WRITTEN INSTRUCTION: Return the complete listing that follows, with each line reproduced exactly.

[Stored records]
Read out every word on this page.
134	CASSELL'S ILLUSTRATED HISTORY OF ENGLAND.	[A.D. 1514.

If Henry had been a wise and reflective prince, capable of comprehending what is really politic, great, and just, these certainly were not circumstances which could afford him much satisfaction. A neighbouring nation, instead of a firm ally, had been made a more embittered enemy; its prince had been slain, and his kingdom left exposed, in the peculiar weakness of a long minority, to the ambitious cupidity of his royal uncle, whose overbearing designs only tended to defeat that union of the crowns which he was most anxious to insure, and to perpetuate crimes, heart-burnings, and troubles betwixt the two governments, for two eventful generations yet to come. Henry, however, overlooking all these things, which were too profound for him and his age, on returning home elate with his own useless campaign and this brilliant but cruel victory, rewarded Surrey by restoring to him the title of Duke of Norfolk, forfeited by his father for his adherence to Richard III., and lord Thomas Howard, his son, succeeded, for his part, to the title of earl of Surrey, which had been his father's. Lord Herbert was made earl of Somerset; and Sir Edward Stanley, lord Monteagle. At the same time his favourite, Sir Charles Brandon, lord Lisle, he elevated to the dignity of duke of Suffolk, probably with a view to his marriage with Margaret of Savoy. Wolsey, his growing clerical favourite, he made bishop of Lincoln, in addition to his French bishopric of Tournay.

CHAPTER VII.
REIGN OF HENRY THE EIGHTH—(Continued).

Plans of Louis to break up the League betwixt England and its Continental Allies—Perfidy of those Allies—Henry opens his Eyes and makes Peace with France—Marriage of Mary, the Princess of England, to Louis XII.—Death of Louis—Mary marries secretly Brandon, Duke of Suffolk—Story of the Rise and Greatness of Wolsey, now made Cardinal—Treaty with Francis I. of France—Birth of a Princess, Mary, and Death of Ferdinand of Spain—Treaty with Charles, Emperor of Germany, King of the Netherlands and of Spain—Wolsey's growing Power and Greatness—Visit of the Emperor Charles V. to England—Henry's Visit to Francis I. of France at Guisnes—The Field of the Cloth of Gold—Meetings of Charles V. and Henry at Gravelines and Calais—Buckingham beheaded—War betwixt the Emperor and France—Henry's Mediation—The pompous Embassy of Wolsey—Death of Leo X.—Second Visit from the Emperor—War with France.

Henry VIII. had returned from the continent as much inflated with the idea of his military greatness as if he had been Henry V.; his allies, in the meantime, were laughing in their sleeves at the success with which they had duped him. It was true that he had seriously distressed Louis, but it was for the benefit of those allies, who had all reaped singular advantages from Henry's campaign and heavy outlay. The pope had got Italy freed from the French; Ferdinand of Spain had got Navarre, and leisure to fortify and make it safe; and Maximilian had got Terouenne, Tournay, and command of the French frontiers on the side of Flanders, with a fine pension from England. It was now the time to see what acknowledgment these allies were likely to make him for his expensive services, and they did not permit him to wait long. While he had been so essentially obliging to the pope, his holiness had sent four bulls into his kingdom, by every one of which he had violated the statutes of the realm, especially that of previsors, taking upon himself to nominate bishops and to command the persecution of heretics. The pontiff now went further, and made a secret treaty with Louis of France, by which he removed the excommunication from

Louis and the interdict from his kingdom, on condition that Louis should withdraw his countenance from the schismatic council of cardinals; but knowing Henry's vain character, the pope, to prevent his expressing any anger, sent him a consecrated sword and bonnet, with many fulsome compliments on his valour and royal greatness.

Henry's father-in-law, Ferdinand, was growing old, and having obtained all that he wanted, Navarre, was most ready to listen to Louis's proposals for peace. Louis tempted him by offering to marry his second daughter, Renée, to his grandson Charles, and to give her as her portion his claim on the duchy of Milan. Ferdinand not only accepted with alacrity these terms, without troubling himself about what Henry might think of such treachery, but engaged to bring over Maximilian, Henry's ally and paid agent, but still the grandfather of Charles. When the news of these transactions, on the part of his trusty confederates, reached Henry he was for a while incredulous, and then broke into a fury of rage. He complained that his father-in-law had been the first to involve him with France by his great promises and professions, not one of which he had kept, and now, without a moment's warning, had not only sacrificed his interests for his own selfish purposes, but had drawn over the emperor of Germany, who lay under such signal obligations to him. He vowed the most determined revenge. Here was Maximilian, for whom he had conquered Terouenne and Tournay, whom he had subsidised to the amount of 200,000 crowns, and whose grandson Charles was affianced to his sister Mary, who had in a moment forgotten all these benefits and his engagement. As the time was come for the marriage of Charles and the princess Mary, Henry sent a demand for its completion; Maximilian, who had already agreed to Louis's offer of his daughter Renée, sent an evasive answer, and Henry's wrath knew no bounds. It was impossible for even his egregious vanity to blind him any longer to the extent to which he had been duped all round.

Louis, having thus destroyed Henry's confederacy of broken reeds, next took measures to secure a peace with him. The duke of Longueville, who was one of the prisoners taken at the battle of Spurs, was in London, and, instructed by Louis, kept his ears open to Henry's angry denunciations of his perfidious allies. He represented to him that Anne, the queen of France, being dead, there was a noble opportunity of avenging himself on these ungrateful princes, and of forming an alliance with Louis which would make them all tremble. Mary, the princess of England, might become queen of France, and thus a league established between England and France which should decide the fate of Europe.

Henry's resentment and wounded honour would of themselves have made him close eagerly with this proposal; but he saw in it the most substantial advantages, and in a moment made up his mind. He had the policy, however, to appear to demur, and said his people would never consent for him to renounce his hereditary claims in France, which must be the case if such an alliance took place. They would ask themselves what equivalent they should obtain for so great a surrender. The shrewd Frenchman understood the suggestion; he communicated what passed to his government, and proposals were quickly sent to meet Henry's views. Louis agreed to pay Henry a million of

EXERCISE ANSWER:
Read out every word on this page.
134	CASSELL'S ILLUSTRATED HISTORY OF ENGLAND.	[A.D. 1514.

If Henry had been a wise and reflective prince, capable of comprehending what is really politic, great, and just, these certainly were not circumstances which could afford him much satisfaction. A neighbouring nation, instead of a firm ally, had been made a more embittered enemy; its prince had been slain, and his kingdom left exposed, in the peculiar weakness of a long minority, to the ambitious cupidity of his royal uncle, whose overbearing designs only tended to defeat that union of the crowns which he was most anxious to insure, and to perpetuate crimes, heart-burnings, and troubles betwixt the two governments, for two eventful generations yet to come. Henry, however, overlooking all these things, which were too profound for him and his age, on returning home elate with his own useless campaign and this brilliant but cruel victory, rewarded Surrey by restoring to him the title of Duke of Norfolk, forfeited by his father for his adherence to Richard III., and lord Thomas Howard, his son, succeeded, for his part, to the title of earl of Surrey, which had been his father's. Lord Herbert was made earl of Somerset; and Sir Edward Stanley, lord Monteagle. At the same time his favourite, Sir Charles Brandon, lord Lisle, he elevated to the dignity of duke of Suffolk, probably with a view to his marriage with Margaret of Savoy. Wolsey, his growing clerical favourite, he made bishop of Lincoln, in addition to his French bishopric of Tournay.

CHAPTER VII.
REIGN OF HENRY THE EIGHTH—(Continued).

Plans of Louis to break up the League betwixt England and its Continental Allies—Perfidy of those Allies—Henry opens his Eyes and makes Peace with France—Marriage of Mary, the Princess of England, to Louis XII.—Death of Louis—Mary marries secretly Brandon, Duke of Suffolk—Story of the Rise and Greatness of Wolsey, now made Cardinal—Treaty with Francis I. of France—Birth of a Princess, Mary, and Death of Ferdinand of Spain—Treaty with Charles, Emperor of Germany, King of the Netherlands and of Spain—Wolsey's growing Power and Greatness—Visit of the Emperor Charles V. to England—Henry's Visit to Francis I. of France at Guisnes—The Field of the Cloth of Gold—Meetings of Charles V. and Henry at Gravelines and Calais—Buckingham beheaded—War betwixt the Emperor and France—Henry's Mediation—The pompous Embassy of Wolsey—Death of Leo X.—Second Visit from the Emperor—War with France.

Henry VIII. had returned from the continent as much inflated with the idea of his military greatness as if he had been Henry V.; his allies, in the meantime, were laughing in their sleeves at the success with which they had duped him. It was true that he had seriously distressed Louis, but it was for the benefit of those allies, who had all reaped singular advantages from Henry's campaign and heavy outlay. The pope had got Italy freed from the French; Ferdinand of Spain had got Navarre, and leisure to fortify and make it safe; and Maximilian had got Terouenne, Tournay, and command of the French frontiers on the side of Flanders, with a fine pension from England. It was now the time to see what acknowledgment these allies were likely to make him for his expensive services, and they did not permit him to wait long. While he had been so essentially obliging to the pope, his holiness had sent four bulls into his kingdom, by every one of which he had violated the statutes of the realm, especially that of previsors, taking upon himself to nominate bishops and to command the persecution of heretics. The pontiff now went further, and made a secret treaty with Louis of France, by which he removed the excommunication from

Louis and the interdict from his kingdom, on condition that Louis should withdraw his countenance from the schismatic council of cardinals; but knowing Henry's vain character, the pope, to prevent his expressing any anger, sent him a consecrated sword and bonnet, with many fulsome compliments on his valour and royal greatness.

Henry's father-in-law, Ferdinand, was growing old, and having obtained all that he wanted, Navarre, was most ready to listen to Louis's proposals for peace. Louis tempted him by offering to marry his second daughter, Renée, to his grandson Charles, and to give her as her portion his claim on the duchy of Milan. Ferdinand not only accepted with alacrity these terms, without troubling himself about what Henry might think of such treachery, but engaged to bring over Maximilian, Henry's ally and paid agent, but still the grandfather of Charles. When the news of these transactions, on the part of his trusty confederates, reached Henry he was for a while incredulous, and then broke into a fury of rage. He complained that his father-in-law had been the first to involve him with France by his great promises and professions, not one of which he had kept, and now, without a moment's warning, had not only sacrificed his interests for his own selfish purposes, but had drawn over the emperor of Germany, who lay under such signal obligations to him. He vowed the most determined revenge. Here was Maximilian, for whom he had conquered Terouenne and Tournay, whom he had subsidised to the amount of 200,000 crowns, and whose grandson Charles was affianced to his sister Mary, who had in a moment forgotten all these benefits and his engagement. As the time was come for the marriage of Charles and the princess Mary, Henry sent a demand for its completion; Maximilian, who had already agreed to Louis's offer of his daughter Renée, sent an evasive answer, and Henry's wrath knew no bounds. It was impossible for even his egregious vanity to blind him any longer to the extent to which he had been duped all round.

Louis, having thus destroyed Henry's confederacy of broken reeds, next took measures to secure a peace with him. The duke of Longueville, who was one of the prisoners taken at the battle of Spurs, was in London, and, instructed by Louis, kept his ears open to Henry's angry denunciations of his perfidious allies. He represented to him that Anne, the queen of France, being dead, there was a noble opportunity of avenging himself on these ungrateful princes, and of forming an alliance with Louis which would make them all tremble. Mary, the princess of England, might become queen of France, and thus a league established between England and France which should decide the fate of Europe.

Henry's resentment and wounded honour would of themselves have made him close eagerly with this proposal; but he saw in it the most substantial advantages, and in a moment made up his mind. He had the policy, however, to appear to demur, and said his people would never consent for him to renounce his hereditary claims in France, which must be the case if such an alliance took place. They would ask themselves what equivalent they should obtain for so great a surrender. The shrewd Frenchman understood the suggestion; he communicated what passed to his government, and proposals were quickly sent to meet Henry's views. Louis agreed to pay Henry a million of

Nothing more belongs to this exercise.